TO BE DONE:
Each entry below is to be printed verbatim.

DATA FOR THIS TASK:

══════

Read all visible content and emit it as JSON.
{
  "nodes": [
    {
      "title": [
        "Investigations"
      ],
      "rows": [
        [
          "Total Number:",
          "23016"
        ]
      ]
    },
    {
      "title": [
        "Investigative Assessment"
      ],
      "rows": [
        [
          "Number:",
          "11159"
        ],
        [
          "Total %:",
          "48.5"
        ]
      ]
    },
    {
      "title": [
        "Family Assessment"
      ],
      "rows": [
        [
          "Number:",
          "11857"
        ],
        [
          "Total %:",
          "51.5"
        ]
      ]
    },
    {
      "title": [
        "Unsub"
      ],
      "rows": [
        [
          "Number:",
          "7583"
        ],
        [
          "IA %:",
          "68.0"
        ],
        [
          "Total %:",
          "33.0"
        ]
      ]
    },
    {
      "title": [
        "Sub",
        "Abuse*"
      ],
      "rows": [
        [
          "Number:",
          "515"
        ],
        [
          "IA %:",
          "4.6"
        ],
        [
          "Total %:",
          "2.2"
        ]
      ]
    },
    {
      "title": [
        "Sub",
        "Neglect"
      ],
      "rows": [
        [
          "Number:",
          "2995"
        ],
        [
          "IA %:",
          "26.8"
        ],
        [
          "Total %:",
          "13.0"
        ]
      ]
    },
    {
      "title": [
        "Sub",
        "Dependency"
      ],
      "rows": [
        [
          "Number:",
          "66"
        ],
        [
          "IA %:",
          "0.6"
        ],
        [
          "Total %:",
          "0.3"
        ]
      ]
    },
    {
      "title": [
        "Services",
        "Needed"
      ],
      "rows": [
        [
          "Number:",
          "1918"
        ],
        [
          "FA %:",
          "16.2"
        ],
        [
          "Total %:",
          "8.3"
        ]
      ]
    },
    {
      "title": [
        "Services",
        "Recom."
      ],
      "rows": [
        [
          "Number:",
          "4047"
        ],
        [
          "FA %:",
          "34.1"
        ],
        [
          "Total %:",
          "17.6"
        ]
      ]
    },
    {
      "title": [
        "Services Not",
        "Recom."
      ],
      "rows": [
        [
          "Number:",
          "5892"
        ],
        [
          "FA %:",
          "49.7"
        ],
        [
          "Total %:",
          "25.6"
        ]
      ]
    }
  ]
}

══════

ANSWER IN FULL:
Read all visible content and emit it as JSON.
{
  "nodes": [
    {
      "title": [
        "Investigations"
      ],
      "rows": [
        [
          "Total Number:",
          "23016"
        ]
      ]
    },
    {
      "title": [
        "Investigative Assessment"
      ],
      "rows": [
        [
          "Number:",
          "11159"
        ],
        [
          "Total %:",
          "48.5"
        ]
      ]
    },
    {
      "title": [
        "Family Assessment"
      ],
      "rows": [
        [
          "Number:",
          "11857"
        ],
        [
          "Total %:",
          "51.5"
        ]
      ]
    },
    {
      "title": [
        "Unsub"
      ],
      "rows": [
        [
          "Number:",
          "7583"
        ],
        [
          "IA %:",
          "68.0"
        ],
        [
          "Total %:",
          "33.0"
        ]
      ]
    },
    {
      "title": [
        "Sub",
        "Abuse*"
      ],
      "rows": [
        [
          "Number:",
          "515"
        ],
        [
          "IA %:",
          "4.6"
        ],
        [
          "Total %:",
          "2.2"
        ]
      ]
    },
    {
      "title": [
        "Sub",
        "Neglect"
      ],
      "rows": [
        [
          "Number:",
          "2995"
        ],
        [
          "IA %:",
          "26.8"
        ],
        [
          "Total %:",
          "13.0"
        ]
      ]
    },
    {
      "title": [
        "Sub",
        "Dependency"
      ],
      "rows": [
        [
          "Number:",
          "66"
        ],
        [
          "IA %:",
          "0.6"
        ],
        [
          "Total %:",
          "0.3"
        ]
      ]
    },
    {
      "title": [
        "Services",
        "Needed"
      ],
      "rows": [
        [
          "Number:",
          "1918"
        ],
        [
          "FA %:",
          "16.2"
        ],
        [
          "Total %:",
          "8.3"
        ]
      ]
    },
    {
      "title": [
        "Services",
        "Recom."
      ],
      "rows": [
        [
          "Number:",
          "4047"
        ],
        [
          "FA %:",
          "34.1"
        ],
        [
          "Total %:",
          "17.6"
        ]
      ]
    },
    {
      "title": [
        "Services Not",
        "Recom."
      ],
      "rows": [
        [
          "Number:",
          "5892"
        ],
        [
          "FA %:",
          "49.7"
        ],
        [
          "Total %:",
          "25.6"
        ]
      ]
    }
  ]
}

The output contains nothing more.